● What the task requires:
Copy all records verbatim.

══ Exercise data ══

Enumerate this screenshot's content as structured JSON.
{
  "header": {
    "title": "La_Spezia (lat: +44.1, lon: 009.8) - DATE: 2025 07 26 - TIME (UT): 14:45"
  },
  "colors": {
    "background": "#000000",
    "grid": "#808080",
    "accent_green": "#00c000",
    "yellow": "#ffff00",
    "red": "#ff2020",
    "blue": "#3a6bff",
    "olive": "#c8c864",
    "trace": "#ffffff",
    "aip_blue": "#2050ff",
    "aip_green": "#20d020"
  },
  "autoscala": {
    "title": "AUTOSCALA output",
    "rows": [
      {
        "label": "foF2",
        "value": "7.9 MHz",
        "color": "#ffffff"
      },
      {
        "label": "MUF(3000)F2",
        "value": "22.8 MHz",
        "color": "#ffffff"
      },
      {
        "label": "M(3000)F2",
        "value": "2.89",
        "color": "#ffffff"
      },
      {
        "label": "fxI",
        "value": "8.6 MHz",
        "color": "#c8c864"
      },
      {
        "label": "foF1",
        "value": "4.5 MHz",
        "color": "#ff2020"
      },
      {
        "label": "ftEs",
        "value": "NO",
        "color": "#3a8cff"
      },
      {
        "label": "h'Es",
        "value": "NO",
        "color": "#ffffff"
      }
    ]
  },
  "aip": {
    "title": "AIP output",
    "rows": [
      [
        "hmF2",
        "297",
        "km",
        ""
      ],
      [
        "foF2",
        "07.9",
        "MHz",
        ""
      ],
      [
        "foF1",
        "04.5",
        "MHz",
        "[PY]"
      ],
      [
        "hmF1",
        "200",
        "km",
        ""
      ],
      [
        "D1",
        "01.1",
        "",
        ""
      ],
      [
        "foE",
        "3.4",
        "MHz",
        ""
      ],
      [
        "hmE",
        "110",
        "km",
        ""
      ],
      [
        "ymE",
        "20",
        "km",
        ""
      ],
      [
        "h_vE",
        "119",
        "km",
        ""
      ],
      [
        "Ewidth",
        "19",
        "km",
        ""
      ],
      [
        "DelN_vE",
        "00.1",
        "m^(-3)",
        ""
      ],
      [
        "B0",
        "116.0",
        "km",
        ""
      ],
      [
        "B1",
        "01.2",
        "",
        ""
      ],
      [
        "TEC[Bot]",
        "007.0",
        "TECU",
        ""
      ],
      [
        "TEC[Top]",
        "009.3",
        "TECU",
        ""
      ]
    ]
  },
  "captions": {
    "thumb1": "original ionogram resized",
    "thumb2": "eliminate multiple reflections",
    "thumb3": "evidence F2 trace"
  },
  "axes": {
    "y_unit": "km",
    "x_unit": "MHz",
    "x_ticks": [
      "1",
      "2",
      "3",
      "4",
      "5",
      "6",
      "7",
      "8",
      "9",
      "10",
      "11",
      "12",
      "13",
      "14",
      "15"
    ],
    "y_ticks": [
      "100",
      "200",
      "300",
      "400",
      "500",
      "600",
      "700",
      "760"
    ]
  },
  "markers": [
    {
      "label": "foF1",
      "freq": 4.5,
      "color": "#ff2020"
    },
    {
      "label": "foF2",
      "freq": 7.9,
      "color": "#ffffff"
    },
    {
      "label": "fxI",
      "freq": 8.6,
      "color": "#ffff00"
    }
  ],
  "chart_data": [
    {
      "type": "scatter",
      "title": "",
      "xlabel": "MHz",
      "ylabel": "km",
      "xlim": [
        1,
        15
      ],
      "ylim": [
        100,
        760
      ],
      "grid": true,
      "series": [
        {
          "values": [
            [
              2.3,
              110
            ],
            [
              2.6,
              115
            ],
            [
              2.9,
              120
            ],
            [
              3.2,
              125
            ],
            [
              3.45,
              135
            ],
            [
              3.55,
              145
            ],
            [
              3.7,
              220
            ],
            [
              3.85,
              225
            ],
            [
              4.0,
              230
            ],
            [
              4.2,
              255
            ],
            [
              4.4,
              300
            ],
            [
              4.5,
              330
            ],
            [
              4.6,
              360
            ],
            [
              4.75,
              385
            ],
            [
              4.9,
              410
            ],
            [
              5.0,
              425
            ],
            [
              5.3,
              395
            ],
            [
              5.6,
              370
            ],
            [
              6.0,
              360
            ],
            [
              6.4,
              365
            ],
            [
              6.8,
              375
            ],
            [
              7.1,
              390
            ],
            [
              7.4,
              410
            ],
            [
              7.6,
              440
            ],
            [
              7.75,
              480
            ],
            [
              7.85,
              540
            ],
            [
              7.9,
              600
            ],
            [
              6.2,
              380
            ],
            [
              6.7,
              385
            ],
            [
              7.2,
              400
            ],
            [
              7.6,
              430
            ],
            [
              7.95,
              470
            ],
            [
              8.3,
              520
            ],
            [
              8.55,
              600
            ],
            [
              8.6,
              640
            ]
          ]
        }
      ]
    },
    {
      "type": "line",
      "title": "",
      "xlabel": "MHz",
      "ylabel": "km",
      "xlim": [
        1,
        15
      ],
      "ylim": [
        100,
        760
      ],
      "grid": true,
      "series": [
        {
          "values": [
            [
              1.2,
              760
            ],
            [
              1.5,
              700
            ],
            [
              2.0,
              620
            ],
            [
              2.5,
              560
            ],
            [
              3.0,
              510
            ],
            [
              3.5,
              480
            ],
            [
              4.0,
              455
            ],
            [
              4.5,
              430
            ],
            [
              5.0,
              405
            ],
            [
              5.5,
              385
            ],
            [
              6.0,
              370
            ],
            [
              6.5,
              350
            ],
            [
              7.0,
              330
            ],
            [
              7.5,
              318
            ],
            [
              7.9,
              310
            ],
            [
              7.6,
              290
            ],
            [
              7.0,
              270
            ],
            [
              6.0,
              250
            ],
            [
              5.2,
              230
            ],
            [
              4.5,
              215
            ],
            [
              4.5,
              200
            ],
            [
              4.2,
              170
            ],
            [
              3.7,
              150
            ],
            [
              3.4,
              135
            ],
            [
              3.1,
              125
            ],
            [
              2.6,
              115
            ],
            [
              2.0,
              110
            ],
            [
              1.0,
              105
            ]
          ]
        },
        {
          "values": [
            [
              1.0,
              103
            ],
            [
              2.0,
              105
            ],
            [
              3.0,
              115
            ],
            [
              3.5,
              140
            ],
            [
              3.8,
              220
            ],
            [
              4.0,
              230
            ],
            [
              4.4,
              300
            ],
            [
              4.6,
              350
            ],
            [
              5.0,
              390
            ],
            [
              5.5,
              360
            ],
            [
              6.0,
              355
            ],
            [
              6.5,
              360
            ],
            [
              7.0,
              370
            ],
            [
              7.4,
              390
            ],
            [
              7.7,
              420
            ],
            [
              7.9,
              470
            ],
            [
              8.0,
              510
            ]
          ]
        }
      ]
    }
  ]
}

═══

● In response:
Enumerate this screenshot's content as structured JSON.
{
  "header": {
    "title": "La_Spezia (lat: +44.1, lon: 009.8) - DATE: 2025 07 26 - TIME (UT): 14:45"
  },
  "colors": {
    "background": "#000000",
    "grid": "#808080",
    "accent_green": "#00c000",
    "yellow": "#ffff00",
    "red": "#ff2020",
    "blue": "#3a6bff",
    "olive": "#c8c864",
    "trace": "#ffffff",
    "aip_blue": "#2050ff",
    "aip_green": "#20d020"
  },
  "autoscala": {
    "title": "AUTOSCALA output",
    "rows": [
      {
        "label": "foF2",
        "value": "7.9 MHz",
        "color": "#ffffff"
      },
      {
        "label": "MUF(3000)F2",
        "value": "22.8 MHz",
        "color": "#ffffff"
      },
      {
        "label": "M(3000)F2",
        "value": "2.89",
        "color": "#ffffff"
      },
      {
        "label": "fxI",
        "value": "8.6 MHz",
        "color": "#c8c864"
      },
      {
        "label": "foF1",
        "value": "4.5 MHz",
        "color": "#ff2020"
      },
      {
        "label": "ftEs",
        "value": "NO",
        "color": "#3a8cff"
      },
      {
        "label": "h'Es",
        "value": "NO",
        "color": "#ffffff"
      }
    ]
  },
  "aip": {
    "title": "AIP output",
    "rows": [
      [
        "hmF2",
        "297",
        "km",
        ""
      ],
      [
        "foF2",
        "07.9",
        "MHz",
        ""
      ],
      [
        "foF1",
        "04.5",
        "MHz",
        "[PY]"
      ],
      [
        "hmF1",
        "200",
        "km",
        ""
      ],
      [
        "D1",
        "01.1",
        "",
        ""
      ],
      [
        "foE",
        "3.4",
        "MHz",
        ""
      ],
      [
        "hmE",
        "110",
        "km",
        ""
      ],
      [
        "ymE",
        "20",
        "km",
        ""
      ],
      [
        "h_vE",
        "119",
        "km",
        ""
      ],
      [
        "Ewidth",
        "19",
        "km",
        ""
      ],
      [
        "DelN_vE",
        "00.1",
        "m^(-3)",
        ""
      ],
      [
        "B0",
        "116.0",
        "km",
        ""
      ],
      [
        "B1",
        "01.2",
        "",
        ""
      ],
      [
        "TEC[Bot]",
        "007.0",
        "TECU",
        ""
      ],
      [
        "TEC[Top]",
        "009.3",
        "TECU",
        ""
      ]
    ]
  },
  "captions": {
    "thumb1": "original ionogram resized",
    "thumb2": "eliminate multiple reflections",
    "thumb3": "evidence F2 trace"
  },
  "axes": {
    "y_unit": "km",
    "x_unit": "MHz",
    "x_ticks": [
      "1",
      "2",
      "3",
      "4",
      "5",
      "6",
      "7",
      "8",
      "9",
      "10",
      "11",
      "12",
      "13",
      "14",
      "15"
    ],
    "y_ticks": [
      "100",
      "200",
      "300",
      "400",
      "500",
      "600",
      "700",
      "760"
    ]
  },
  "markers": [
    {
      "label": "foF1",
      "freq": 4.5,
      "color": "#ff2020"
    },
    {
      "label": "foF2",
      "freq": 7.9,
      "color": "#ffffff"
    },
    {
      "label": "fxI",
      "freq": 8.6,
      "color": "#ffff00"
    }
  ],
  "chart_data": [
    {
      "type": "scatter",
      "title": "",
      "xlabel": "MHz",
      "ylabel": "km",
      "xlim": [
        1,
        15
      ],
      "ylim": [
        100,
        760
      ],
      "grid": true,
      "series": [
        {
          "values": [
            [
              2.3,
              110
            ],
            [
              2.6,
              115
            ],
            [
              2.9,
              120
            ],
            [
              3.2,
              125
            ],
            [
              3.45,
              135
            ],
            [
              3.55,
              145
            ],
            [
              3.7,
              220
            ],
            [
              3.85,
              225
            ],
            [
              4.0,
              230
            ],
            [
              4.2,
              255
            ],
            [
              4.4,
              300
            ],
            [
              4.5,
              330
            ],
            [
              4.6,
              360
            ],
            [
              4.75,
              385
            ],
            [
              4.9,
              410
            ],
            [
              5.0,
              425
            ],
            [
              5.3,
              395
            ],
            [
              5.6,
              370
            ],
            [
              6.0,
              360
            ],
            [
              6.4,
              365
            ],
            [
              6.8,
              375
            ],
            [
              7.1,
              390
            ],
            [
              7.4,
              410
            ],
            [
              7.6,
              440
            ],
            [
              7.75,
              480
            ],
            [
              7.85,
              540
            ],
            [
              7.9,
              600
            ],
            [
              6.2,
              380
            ],
            [
              6.7,
              385
            ],
            [
              7.2,
              400
            ],
            [
              7.6,
              430
            ],
            [
              7.95,
              470
            ],
            [
              8.3,
              520
            ],
            [
              8.55,
              600
            ],
            [
              8.6,
              640
            ]
          ]
        }
      ]
    },
    {
      "type": "line",
      "title": "",
      "xlabel": "MHz",
      "ylabel": "km",
      "xlim": [
        1,
        15
      ],
      "ylim": [
        100,
        760
      ],
      "grid": true,
      "series": [
        {
          "values": [
            [
              1.2,
              760
            ],
            [
              1.5,
              700
            ],
            [
              2.0,
              620
            ],
            [
              2.5,
              560
            ],
            [
              3.0,
              510
            ],
            [
              3.5,
              480
            ],
            [
              4.0,
              455
            ],
            [
              4.5,
              430
            ],
            [
              5.0,
              405
            ],
            [
              5.5,
              385
            ],
            [
              6.0,
              370
            ],
            [
              6.5,
              350
            ],
            [
              7.0,
              330
            ],
            [
              7.5,
              318
            ],
            [
              7.9,
              310
            ],
            [
              7.6,
              290
            ],
            [
              7.0,
              270
            ],
            [
              6.0,
              250
            ],
            [
              5.2,
              230
            ],
            [
              4.5,
              215
            ],
            [
              4.5,
              200
            ],
            [
              4.2,
              170
            ],
            [
              3.7,
              150
            ],
            [
              3.4,
              135
            ],
            [
              3.1,
              125
            ],
            [
              2.6,
              115
            ],
            [
              2.0,
              110
            ],
            [
              1.0,
              105
            ]
          ]
        },
        {
          "values": [
            [
              1.0,
              103
            ],
            [
              2.0,
              105
            ],
            [
              3.0,
              115
            ],
            [
              3.5,
              140
            ],
            [
              3.8,
              220
            ],
            [
              4.0,
              230
            ],
            [
              4.4,
              300
            ],
            [
              4.6,
              350
            ],
            [
              5.0,
              390
            ],
            [
              5.5,
              360
            ],
            [
              6.0,
              355
            ],
            [
              6.5,
              360
            ],
            [
              7.0,
              370
            ],
            [
              7.4,
              390
            ],
            [
              7.7,
              420
            ],
            [
              7.9,
              470
            ],
            [
              8.0,
              510
            ]
          ]
        }
      ]
    }
  ]
}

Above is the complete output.